GIVEN PROBLEM – Every line of the material below must be repeated exactly.
── LISTED ENTRIES
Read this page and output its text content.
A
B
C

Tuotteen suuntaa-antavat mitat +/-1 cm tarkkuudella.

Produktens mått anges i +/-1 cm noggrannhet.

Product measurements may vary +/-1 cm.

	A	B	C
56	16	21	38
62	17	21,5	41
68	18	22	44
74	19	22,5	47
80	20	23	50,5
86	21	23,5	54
────
COMPLETED EXERCISE –
Read this page and output its text content.
A
B
C

Tuotteen suuntaa-antavat mitat +/-1 cm tarkkuudella.

Produktens mått anges i +/-1 cm noggrannhet.

Product measurements may vary +/-1 cm.

	A	B	C
56	16	21	38
62	17	21,5	41
68	18	22	44
74	19	22,5	47
80	20	23	50,5
86	21	23,5	54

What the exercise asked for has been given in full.